PROBLEM DETAILS:
Gather the lines below that include the string "Extent", copying each in full.

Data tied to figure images
=-=-=-=-=

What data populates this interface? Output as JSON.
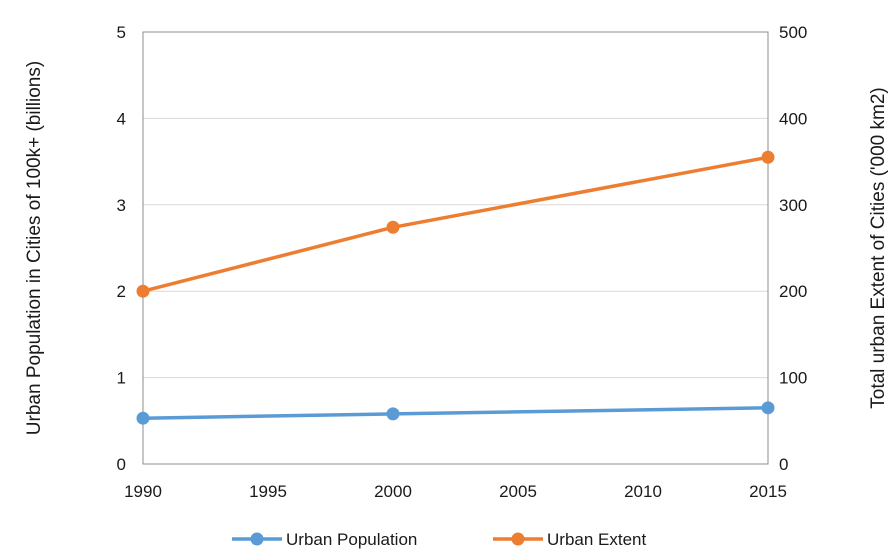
{
  "chart_data": {
    "type": "line",
    "title": "",
    "xlabel": "",
    "ylabel": "Urban Population in Cities of 100k+ (billions)",
    "y2label": "Total urban Extent of Cities ('000 km2)",
    "xlim": [
      1990,
      2015
    ],
    "xticks": [
      "1990",
      "1995",
      "2000",
      "2005",
      "2010",
      "2015"
    ],
    "ylim": [
      0,
      5
    ],
    "yticks": [
      "0",
      "1",
      "2",
      "3",
      "4",
      "5"
    ],
    "y2lim": [
      0,
      500
    ],
    "y2ticks": [
      "0",
      "100",
      "200",
      "300",
      "400",
      "500"
    ],
    "grid": true,
    "legend_position": "bottom",
    "series": [
      {
        "name": "Urban Population",
        "axis": "left",
        "color": "#5b9bd5",
        "x": [
          1990,
          2000,
          2015
        ],
        "y": [
          0.53,
          0.58,
          0.65
        ]
      },
      {
        "name": "Urban Extent",
        "axis": "right",
        "color": "#ed7d31",
        "x": [
          1990,
          2000,
          2015
        ],
        "y": [
          200,
          274,
          355
        ]
      }
    ]
  }
}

=-=-=-=-=

SOLUTION FOR THIS TASK:
    "y2label": "Total urban Extent of Cities ('000 km2)",
        "name": "Urban Extent",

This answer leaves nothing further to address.